begin
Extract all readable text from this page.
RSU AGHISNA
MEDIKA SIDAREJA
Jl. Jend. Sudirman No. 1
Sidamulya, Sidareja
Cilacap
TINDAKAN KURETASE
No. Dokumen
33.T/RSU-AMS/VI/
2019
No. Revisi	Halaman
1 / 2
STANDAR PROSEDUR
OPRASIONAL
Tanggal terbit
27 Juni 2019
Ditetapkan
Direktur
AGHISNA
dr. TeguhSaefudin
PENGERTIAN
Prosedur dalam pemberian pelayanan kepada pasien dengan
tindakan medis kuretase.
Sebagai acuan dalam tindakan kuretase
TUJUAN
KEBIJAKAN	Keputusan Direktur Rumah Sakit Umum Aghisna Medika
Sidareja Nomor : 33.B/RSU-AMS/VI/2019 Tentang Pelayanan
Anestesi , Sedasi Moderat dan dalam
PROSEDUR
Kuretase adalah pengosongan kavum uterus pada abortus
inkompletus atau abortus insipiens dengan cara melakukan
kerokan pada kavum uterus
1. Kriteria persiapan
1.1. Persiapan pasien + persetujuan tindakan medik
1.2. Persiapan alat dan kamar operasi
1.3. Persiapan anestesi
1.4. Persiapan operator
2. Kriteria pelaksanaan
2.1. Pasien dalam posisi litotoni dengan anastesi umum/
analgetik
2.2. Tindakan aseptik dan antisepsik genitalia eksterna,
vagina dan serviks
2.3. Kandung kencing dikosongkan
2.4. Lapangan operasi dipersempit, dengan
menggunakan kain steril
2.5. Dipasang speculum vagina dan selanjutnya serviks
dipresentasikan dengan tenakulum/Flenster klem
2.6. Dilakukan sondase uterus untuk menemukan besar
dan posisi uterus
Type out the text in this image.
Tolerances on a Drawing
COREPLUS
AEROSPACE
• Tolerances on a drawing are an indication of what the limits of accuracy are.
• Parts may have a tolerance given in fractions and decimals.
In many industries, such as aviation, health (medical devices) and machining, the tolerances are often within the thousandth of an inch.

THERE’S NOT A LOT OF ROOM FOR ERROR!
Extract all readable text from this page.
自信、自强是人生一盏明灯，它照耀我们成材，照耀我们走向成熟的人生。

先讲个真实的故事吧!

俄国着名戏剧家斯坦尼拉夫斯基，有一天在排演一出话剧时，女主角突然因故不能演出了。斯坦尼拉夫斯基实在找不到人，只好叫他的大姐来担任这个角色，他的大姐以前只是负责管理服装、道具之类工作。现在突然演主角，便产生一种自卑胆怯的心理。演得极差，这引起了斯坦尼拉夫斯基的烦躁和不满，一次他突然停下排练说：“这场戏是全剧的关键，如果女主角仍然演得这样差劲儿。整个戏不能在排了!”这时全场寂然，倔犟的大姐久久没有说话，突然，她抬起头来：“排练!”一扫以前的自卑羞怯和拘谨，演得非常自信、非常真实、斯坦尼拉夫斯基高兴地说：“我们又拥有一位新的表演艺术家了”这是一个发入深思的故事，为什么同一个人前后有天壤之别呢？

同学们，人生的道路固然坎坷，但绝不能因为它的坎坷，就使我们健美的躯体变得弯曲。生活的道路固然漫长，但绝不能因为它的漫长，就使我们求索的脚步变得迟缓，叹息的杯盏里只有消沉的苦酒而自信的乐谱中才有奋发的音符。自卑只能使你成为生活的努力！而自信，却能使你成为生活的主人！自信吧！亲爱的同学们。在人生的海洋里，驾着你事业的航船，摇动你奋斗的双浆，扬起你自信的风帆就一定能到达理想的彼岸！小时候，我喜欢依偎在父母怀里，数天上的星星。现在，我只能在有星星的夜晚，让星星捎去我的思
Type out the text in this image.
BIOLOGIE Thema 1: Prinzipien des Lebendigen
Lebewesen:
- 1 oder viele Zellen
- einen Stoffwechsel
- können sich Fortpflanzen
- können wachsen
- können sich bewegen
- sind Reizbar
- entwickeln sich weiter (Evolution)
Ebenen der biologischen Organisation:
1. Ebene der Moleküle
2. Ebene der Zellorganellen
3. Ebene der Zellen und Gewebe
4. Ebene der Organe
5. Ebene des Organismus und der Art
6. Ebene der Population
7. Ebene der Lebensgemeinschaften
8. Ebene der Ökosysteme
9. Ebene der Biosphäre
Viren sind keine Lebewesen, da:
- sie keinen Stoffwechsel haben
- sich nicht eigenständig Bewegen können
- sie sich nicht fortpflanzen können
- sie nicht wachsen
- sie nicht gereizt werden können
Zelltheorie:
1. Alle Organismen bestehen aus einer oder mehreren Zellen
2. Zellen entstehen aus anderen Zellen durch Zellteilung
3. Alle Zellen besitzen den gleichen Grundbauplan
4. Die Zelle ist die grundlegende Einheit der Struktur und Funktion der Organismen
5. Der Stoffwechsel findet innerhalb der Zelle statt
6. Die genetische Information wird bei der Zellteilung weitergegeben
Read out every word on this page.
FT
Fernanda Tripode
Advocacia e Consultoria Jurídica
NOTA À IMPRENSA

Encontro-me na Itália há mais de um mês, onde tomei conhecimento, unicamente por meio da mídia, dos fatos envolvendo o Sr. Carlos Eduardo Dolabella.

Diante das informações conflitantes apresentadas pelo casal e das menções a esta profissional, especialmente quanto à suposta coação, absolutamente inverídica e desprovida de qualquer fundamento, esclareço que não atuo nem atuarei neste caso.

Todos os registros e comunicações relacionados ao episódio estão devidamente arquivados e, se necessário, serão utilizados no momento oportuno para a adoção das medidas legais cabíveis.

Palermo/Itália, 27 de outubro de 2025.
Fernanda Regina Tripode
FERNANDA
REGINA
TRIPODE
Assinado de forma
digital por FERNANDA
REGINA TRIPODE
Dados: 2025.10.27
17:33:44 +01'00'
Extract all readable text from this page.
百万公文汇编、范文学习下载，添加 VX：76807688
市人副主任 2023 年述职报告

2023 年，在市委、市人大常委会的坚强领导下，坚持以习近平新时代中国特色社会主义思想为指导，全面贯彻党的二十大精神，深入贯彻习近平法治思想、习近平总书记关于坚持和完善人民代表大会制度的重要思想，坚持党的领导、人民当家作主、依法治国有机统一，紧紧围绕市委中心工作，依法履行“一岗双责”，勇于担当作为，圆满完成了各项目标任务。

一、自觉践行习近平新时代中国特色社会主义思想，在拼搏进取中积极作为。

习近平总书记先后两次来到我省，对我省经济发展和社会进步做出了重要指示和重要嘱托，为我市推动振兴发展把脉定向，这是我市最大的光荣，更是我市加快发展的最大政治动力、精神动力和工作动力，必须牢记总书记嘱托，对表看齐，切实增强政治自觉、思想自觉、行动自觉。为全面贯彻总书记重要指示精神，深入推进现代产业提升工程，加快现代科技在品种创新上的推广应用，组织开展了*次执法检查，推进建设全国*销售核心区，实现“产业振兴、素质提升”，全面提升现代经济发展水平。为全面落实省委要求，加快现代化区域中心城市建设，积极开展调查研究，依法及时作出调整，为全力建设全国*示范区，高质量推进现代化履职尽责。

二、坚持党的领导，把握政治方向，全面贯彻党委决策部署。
end
Job:
Repeat the data precisely, reproducing every entry.

Reply:
Extract all readable text from this page.
RSU AGHISNA
MEDIKA SIDAREJA
Jl. Jend. Sudirman No. 1
Sidamulya, Sidareja
Cilacap
TINDAKAN KURETASE
No. Dokumen
33.T/RSU-AMS/VI/
2019
No. Revisi	Halaman
1 / 2
STANDAR PROSEDUR
OPRASIONAL
Tanggal terbit
27 Juni 2019
Ditetapkan
Direktur
AGHISNA
dr. TeguhSaefudin
PENGERTIAN
Prosedur dalam pemberian pelayanan kepada pasien dengan
tindakan medis kuretase.
Sebagai acuan dalam tindakan kuretase
TUJUAN
KEBIJAKAN	Keputusan Direktur Rumah Sakit Umum Aghisna Medika
Sidareja Nomor : 33.B/RSU-AMS/VI/2019 Tentang Pelayanan
Anestesi , Sedasi Moderat dan dalam
PROSEDUR
Kuretase adalah pengosongan kavum uterus pada abortus
inkompletus atau abortus insipiens dengan cara melakukan
kerokan pada kavum uterus
1. Kriteria persiapan
1.1. Persiapan pasien + persetujuan tindakan medik
1.2. Persiapan alat dan kamar operasi
1.3. Persiapan anestesi
1.4. Persiapan operator
2. Kriteria pelaksanaan
2.1. Pasien dalam posisi litotoni dengan anastesi umum/
analgetik
2.2. Tindakan aseptik dan antisepsik genitalia eksterna,
vagina dan serviks
2.3. Kandung kencing dikosongkan
2.4. Lapangan operasi dipersempit, dengan
menggunakan kain steril
2.5. Dipasang speculum vagina dan selanjutnya serviks
dipresentasikan dengan tenakulum/Flenster klem
2.6. Dilakukan sondase uterus untuk menemukan besar
dan posisi uterus
Type out the text in this image.
Tolerances on a Drawing
COREPLUS
AEROSPACE
• Tolerances on a drawing are an indication of what the limits of accuracy are.
• Parts may have a tolerance given in fractions and decimals.
In many industries, such as aviation, health (medical devices) and machining, the tolerances are often within the thousandth of an inch.

THERE’S NOT A LOT OF ROOM FOR ERROR!
Extract all readable text from this page.
自信、自强是人生一盏明灯，它照耀我们成材，照耀我们走向成熟的人生。

先讲个真实的故事吧!

俄国着名戏剧家斯坦尼拉夫斯基，有一天在排演一出话剧时，女主角突然因故不能演出了。斯坦尼拉夫斯基实在找不到人，只好叫他的大姐来担任这个角色，他的大姐以前只是负责管理服装、道具之类工作。现在突然演主角，便产生一种自卑胆怯的心理。演得极差，这引起了斯坦尼拉夫斯基的烦躁和不满，一次他突然停下排练说：“这场戏是全剧的关键，如果女主角仍然演得这样差劲儿。整个戏不能在排了!”这时全场寂然，倔犟的大姐久久没有说话，突然，她抬起头来：“排练!”一扫以前的自卑羞怯和拘谨，演得非常自信、非常真实、斯坦尼拉夫斯基高兴地说：“我们又拥有一位新的表演艺术家了”这是一个发入深思的故事，为什么同一个人前后有天壤之别呢？

同学们，人生的道路固然坎坷，但绝不能因为它的坎坷，就使我们健美的躯体变得弯曲。生活的道路固然漫长，但绝不能因为它的漫长，就使我们求索的脚步变得迟缓，叹息的杯盏里只有消沉的苦酒而自信的乐谱中才有奋发的音符。自卑只能使你成为生活的努力！而自信，却能使你成为生活的主人！自信吧！亲爱的同学们。在人生的海洋里，驾着你事业的航船，摇动你奋斗的双浆，扬起你自信的风帆就一定能到达理想的彼岸！小时候，我喜欢依偎在父母怀里，数天上的星星。现在，我只能在有星星的夜晚，让星星捎去我的思
Type out the text in this image.
BIOLOGIE Thema 1: Prinzipien des Lebendigen
Lebewesen:
- 1 oder viele Zellen
- einen Stoffwechsel
- können sich Fortpflanzen
- können wachsen
- können sich bewegen
- sind Reizbar
- entwickeln sich weiter (Evolution)
Ebenen der biologischen Organisation:
1. Ebene der Moleküle
2. Ebene der Zellorganellen
3. Ebene der Zellen und Gewebe
4. Ebene der Organe
5. Ebene des Organismus und der Art
6. Ebene der Population
7. Ebene der Lebensgemeinschaften
8. Ebene der Ökosysteme
9. Ebene der Biosphäre
Viren sind keine Lebewesen, da:
- sie keinen Stoffwechsel haben
- sich nicht eigenständig Bewegen können
- sie sich nicht fortpflanzen können
- sie nicht wachsen
- sie nicht gereizt werden können
Zelltheorie:
1. Alle Organismen bestehen aus einer oder mehreren Zellen
2. Zellen entstehen aus anderen Zellen durch Zellteilung
3. Alle Zellen besitzen den gleichen Grundbauplan
4. Die Zelle ist die grundlegende Einheit der Struktur und Funktion der Organismen
5. Der Stoffwechsel findet innerhalb der Zelle statt
6. Die genetische Information wird bei der Zellteilung weitergegeben
Read out every word on this page.
FT
Fernanda Tripode
Advocacia e Consultoria Jurídica
NOTA À IMPRENSA

Encontro-me na Itália há mais de um mês, onde tomei conhecimento, unicamente por meio da mídia, dos fatos envolvendo o Sr. Carlos Eduardo Dolabella.

Diante das informações conflitantes apresentadas pelo casal e das menções a esta profissional, especialmente quanto à suposta coação, absolutamente inverídica e desprovida de qualquer fundamento, esclareço que não atuo nem atuarei neste caso.

Todos os registros e comunicações relacionados ao episódio estão devidamente arquivados e, se necessário, serão utilizados no momento oportuno para a adoção das medidas legais cabíveis.

Palermo/Itália, 27 de outubro de 2025.
Fernanda Regina Tripode
FERNANDA
REGINA
TRIPODE
Assinado de forma
digital por FERNANDA
REGINA TRIPODE
Dados: 2025.10.27
17:33:44 +01'00'
Extract all readable text from this page.
百万公文汇编、范文学习下载，添加 VX：76807688
市人副主任 2023 年述职报告

2023 年，在市委、市人大常委会的坚强领导下，坚持以习近平新时代中国特色社会主义思想为指导，全面贯彻党的二十大精神，深入贯彻习近平法治思想、习近平总书记关于坚持和完善人民代表大会制度的重要思想，坚持党的领导、人民当家作主、依法治国有机统一，紧紧围绕市委中心工作，依法履行“一岗双责”，勇于担当作为，圆满完成了各项目标任务。

一、自觉践行习近平新时代中国特色社会主义思想，在拼搏进取中积极作为。

习近平总书记先后两次来到我省，对我省经济发展和社会进步做出了重要指示和重要嘱托，为我市推动振兴发展把脉定向，这是我市最大的光荣，更是我市加快发展的最大政治动力、精神动力和工作动力，必须牢记总书记嘱托，对表看齐，切实增强政治自觉、思想自觉、行动自觉。为全面贯彻总书记重要指示精神，深入推进现代产业提升工程，加快现代科技在品种创新上的推广应用，组织开展了*次执法检查，推进建设全国*销售核心区，实现“产业振兴、素质提升”，全面提升现代经济发展水平。为全面落实省委要求，加快现代化区域中心城市建设，积极开展调查研究，依法及时作出调整，为全力建设全国*示范区，高质量推进现代化履职尽责。

二、坚持党的领导，把握政治方向，全面贯彻党委决策部署。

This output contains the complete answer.